ENTRIES SUPPLIED.
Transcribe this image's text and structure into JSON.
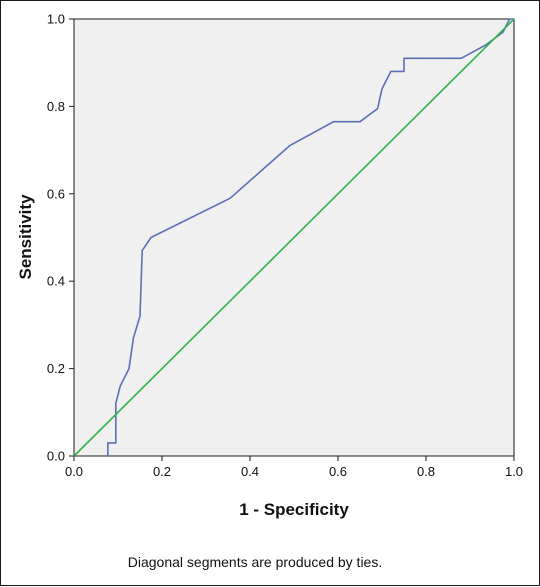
{
  "chart_data": {
    "type": "line",
    "xlabel": "1 - Specificity",
    "ylabel": "Sensitivity",
    "xlim": [
      0,
      1
    ],
    "ylim": [
      0,
      1
    ],
    "x_ticks": [
      "0.0",
      "0.2",
      "0.4",
      "0.6",
      "0.8",
      "1.0"
    ],
    "y_ticks": [
      "0.0",
      "0.2",
      "0.4",
      "0.6",
      "0.8",
      "1.0"
    ],
    "grid": false,
    "background_color": "#f0f0f0",
    "footnote": "Diagonal segments are produced by ties.",
    "series": [
      {
        "color": "#5b6fb5",
        "x": [
          0.077,
          0.077,
          0.095,
          0.095,
          0.105,
          0.115,
          0.125,
          0.135,
          0.135,
          0.15,
          0.155,
          0.155,
          0.175,
          0.355,
          0.49,
          0.59,
          0.65,
          0.69,
          0.7,
          0.72,
          0.735,
          0.75,
          0.75,
          0.88,
          0.935,
          0.975,
          0.99,
          1.0
        ],
        "y": [
          0.0,
          0.03,
          0.03,
          0.12,
          0.16,
          0.18,
          0.2,
          0.27,
          0.27,
          0.32,
          0.47,
          0.47,
          0.5,
          0.59,
          0.71,
          0.765,
          0.765,
          0.795,
          0.84,
          0.88,
          0.88,
          0.88,
          0.91,
          0.91,
          0.94,
          0.97,
          1.0,
          1.0
        ]
      },
      {
        "color": "#2db34a",
        "x": [
          0,
          1
        ],
        "y": [
          0,
          1
        ]
      }
    ]
  }
}
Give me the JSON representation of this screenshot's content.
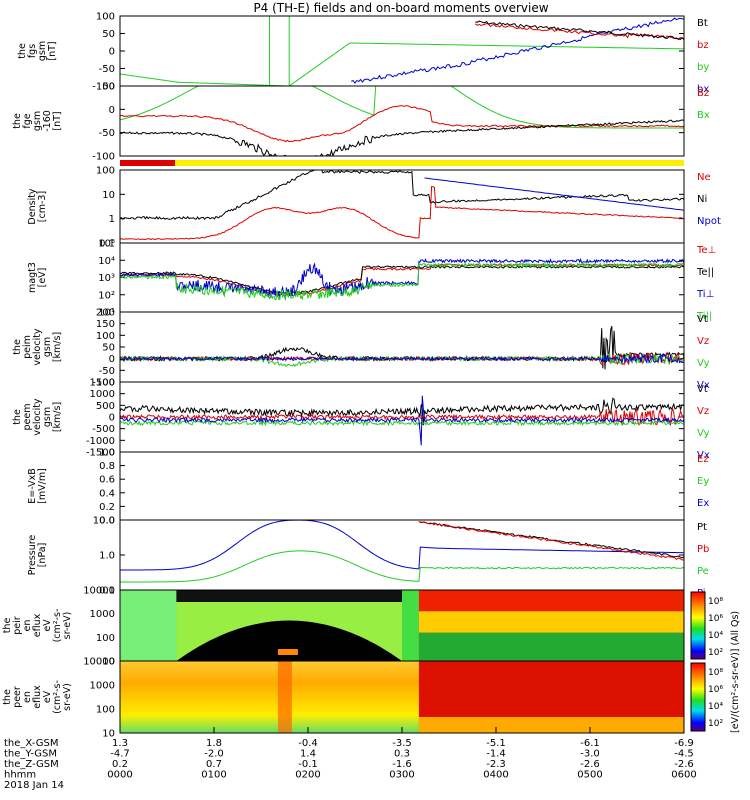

STATED PROBLEM. Reproduce all entries exactly. Pictures do not belong in the copy.

EXPECTED OUTPUT.
Transcribe this image's text and structure into JSON.
{
  "chart_data": {
    "type": "line",
    "xlabel": "1 - Specificity",
    "ylabel": "Sensitivity",
    "xlim": [
      0,
      1
    ],
    "ylim": [
      0,
      1
    ],
    "x_ticks": [
      "0.0",
      "0.2",
      "0.4",
      "0.6",
      "0.8",
      "1.0"
    ],
    "y_ticks": [
      "0.0",
      "0.2",
      "0.4",
      "0.6",
      "0.8",
      "1.0"
    ],
    "grid": false,
    "background_color": "#f0f0f0",
    "footnote": "Diagonal segments are produced by ties.",
    "series": [
      {
        "color": "#5b6fb5",
        "x": [
          0.077,
          0.077,
          0.095,
          0.095,
          0.105,
          0.115,
          0.125,
          0.135,
          0.135,
          0.15,
          0.155,
          0.155,
          0.175,
          0.355,
          0.49,
          0.59,
          0.65,
          0.69,
          0.7,
          0.72,
          0.735,
          0.75,
          0.75,
          0.88,
          0.935,
          0.975,
          0.99,
          1.0
        ],
        "y": [
          0.0,
          0.03,
          0.03,
          0.12,
          0.16,
          0.18,
          0.2,
          0.27,
          0.27,
          0.32,
          0.47,
          0.47,
          0.5,
          0.59,
          0.71,
          0.765,
          0.765,
          0.795,
          0.84,
          0.88,
          0.88,
          0.88,
          0.91,
          0.91,
          0.94,
          0.97,
          1.0,
          1.0
        ]
      },
      {
        "color": "#2db34a",
        "x": [
          0,
          1
        ],
        "y": [
          0,
          1
        ]
      }
    ]
  }
}
Give me the JSON representation of this screenshot's content.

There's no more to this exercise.